Task prompt → Search the material for the word "oxygen" and copy each line that holds it.
>> begin Task input
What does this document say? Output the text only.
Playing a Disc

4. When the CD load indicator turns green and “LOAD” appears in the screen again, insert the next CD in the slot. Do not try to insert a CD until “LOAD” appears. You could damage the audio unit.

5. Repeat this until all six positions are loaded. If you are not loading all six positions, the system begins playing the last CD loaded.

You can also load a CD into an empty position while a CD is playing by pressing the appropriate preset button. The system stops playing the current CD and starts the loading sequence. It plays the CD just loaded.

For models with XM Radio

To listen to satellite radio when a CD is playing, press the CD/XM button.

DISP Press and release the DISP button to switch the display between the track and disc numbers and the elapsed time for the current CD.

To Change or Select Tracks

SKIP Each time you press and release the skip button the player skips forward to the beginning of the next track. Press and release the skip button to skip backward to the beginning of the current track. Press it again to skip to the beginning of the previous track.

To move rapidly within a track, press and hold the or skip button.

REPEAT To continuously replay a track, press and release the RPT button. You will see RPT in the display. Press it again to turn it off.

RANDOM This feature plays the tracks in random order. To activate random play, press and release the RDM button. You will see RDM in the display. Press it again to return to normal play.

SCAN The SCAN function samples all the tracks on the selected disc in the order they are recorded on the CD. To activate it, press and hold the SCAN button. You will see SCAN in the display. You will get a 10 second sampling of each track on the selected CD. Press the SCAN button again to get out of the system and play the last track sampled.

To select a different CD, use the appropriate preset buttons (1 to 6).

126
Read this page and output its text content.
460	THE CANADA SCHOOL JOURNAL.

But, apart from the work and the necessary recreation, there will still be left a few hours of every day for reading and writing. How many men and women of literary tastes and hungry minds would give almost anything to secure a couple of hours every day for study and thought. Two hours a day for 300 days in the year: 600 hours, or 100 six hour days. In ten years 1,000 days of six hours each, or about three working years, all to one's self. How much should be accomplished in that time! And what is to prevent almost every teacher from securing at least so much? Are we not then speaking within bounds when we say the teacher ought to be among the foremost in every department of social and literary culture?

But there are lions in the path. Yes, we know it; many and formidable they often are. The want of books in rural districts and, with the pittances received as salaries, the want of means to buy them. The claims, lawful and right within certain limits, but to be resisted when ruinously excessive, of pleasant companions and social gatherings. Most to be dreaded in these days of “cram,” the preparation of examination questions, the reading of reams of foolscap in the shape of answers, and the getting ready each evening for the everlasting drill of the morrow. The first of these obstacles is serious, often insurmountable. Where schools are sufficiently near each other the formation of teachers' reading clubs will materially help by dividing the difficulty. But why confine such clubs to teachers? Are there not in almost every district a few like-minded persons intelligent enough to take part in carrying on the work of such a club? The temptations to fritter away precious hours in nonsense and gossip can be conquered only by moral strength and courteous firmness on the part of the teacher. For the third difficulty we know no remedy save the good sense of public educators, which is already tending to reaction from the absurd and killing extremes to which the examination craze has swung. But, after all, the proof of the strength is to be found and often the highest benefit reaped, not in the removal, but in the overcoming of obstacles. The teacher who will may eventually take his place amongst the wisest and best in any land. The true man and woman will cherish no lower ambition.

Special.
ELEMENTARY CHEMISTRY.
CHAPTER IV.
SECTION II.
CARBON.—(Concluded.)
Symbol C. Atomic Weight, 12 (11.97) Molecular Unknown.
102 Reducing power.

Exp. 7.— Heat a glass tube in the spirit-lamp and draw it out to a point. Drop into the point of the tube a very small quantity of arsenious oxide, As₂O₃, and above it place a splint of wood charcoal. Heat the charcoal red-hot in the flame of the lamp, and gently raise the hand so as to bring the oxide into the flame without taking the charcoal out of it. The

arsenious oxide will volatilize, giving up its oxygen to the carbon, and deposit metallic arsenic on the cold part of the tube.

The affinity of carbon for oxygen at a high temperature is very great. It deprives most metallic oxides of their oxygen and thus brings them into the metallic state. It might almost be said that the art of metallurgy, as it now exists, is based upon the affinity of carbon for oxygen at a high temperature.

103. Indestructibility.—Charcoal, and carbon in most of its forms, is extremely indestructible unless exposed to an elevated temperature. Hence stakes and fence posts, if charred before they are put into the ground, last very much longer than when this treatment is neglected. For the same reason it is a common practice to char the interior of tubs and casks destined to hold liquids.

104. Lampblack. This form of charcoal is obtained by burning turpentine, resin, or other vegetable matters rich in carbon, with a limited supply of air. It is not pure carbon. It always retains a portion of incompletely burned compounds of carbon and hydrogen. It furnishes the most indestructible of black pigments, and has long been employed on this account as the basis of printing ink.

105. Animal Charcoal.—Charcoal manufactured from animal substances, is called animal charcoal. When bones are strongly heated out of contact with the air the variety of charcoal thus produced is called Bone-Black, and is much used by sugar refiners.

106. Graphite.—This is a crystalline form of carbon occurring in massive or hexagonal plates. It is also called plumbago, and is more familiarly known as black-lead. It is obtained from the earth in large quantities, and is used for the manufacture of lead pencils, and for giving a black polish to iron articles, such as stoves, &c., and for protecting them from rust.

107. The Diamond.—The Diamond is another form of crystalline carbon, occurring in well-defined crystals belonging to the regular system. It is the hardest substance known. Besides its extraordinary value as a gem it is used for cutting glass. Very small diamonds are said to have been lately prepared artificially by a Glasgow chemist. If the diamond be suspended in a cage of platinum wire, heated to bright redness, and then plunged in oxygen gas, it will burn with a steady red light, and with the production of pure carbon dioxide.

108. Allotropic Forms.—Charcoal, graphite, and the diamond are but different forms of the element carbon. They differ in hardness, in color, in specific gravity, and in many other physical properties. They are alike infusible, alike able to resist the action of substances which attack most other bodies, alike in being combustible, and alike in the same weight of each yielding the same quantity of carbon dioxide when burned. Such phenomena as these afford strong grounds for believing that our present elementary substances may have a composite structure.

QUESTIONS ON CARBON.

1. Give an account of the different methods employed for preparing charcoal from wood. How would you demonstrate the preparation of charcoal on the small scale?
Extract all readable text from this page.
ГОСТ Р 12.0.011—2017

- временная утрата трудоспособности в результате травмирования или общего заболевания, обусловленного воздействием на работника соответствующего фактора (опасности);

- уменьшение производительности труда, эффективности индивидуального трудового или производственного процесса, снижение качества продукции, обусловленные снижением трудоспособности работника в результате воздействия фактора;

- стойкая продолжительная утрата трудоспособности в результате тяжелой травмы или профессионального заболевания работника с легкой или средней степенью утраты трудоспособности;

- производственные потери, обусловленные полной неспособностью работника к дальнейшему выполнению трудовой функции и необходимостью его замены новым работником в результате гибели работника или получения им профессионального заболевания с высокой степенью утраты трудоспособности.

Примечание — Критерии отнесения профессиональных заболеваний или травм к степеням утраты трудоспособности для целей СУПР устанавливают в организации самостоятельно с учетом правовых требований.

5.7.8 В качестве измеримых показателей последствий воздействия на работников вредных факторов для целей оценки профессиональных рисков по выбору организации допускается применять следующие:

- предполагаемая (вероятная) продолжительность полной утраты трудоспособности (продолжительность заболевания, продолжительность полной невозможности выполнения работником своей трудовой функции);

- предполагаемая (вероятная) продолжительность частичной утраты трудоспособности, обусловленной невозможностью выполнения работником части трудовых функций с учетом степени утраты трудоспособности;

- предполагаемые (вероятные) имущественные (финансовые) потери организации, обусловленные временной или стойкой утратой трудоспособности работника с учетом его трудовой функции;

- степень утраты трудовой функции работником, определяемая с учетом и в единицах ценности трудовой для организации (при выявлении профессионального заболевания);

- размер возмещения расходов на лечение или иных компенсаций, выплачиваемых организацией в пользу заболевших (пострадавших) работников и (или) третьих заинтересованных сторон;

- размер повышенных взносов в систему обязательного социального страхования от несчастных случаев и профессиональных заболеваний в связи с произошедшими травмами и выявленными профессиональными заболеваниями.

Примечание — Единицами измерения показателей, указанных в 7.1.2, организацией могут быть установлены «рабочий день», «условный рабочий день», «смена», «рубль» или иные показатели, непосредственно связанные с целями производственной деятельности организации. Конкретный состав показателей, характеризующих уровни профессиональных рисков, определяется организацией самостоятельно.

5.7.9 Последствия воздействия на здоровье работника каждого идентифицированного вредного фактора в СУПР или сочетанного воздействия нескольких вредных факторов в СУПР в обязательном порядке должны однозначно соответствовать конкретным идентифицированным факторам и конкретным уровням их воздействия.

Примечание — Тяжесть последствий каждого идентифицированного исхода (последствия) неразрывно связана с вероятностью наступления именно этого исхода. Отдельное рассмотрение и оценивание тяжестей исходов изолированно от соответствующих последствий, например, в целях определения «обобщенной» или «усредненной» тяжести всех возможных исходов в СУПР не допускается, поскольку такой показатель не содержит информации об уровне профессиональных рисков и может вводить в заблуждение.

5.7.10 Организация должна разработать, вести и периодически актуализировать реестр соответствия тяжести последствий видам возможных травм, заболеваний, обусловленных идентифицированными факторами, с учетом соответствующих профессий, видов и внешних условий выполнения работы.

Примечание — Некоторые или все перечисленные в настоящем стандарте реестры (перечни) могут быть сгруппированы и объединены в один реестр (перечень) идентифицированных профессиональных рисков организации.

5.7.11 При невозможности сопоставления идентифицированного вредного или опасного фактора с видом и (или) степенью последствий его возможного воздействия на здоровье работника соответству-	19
>> end Task input
Written solution →
arsenious oxide will volatilize, giving up its oxygen to the carbon, and deposit metallic arsenic on the cold part of the tube.
The affinity of carbon for oxygen at a high temperature is very great. It deprives most metallic oxides of their oxygen and thus brings them into the metallic state. It might almost be said that the art of metallurgy, as it now exists, is based upon the affinity of carbon for oxygen at a high temperature.
107. The Diamond.—The Diamond is another form of crystalline carbon, occurring in well-defined crystals belonging to the regular system. It is the hardest substance known. Besides its extraordinary value as a gem it is used for cutting glass. Very small diamonds are said to have been lately prepared artificially by a Glasgow chemist. If the diamond be suspended in a cage of platinum wire, heated to bright redness, and then plunged in oxygen gas, it will burn with a steady red light, and with the production of pure carbon dioxide.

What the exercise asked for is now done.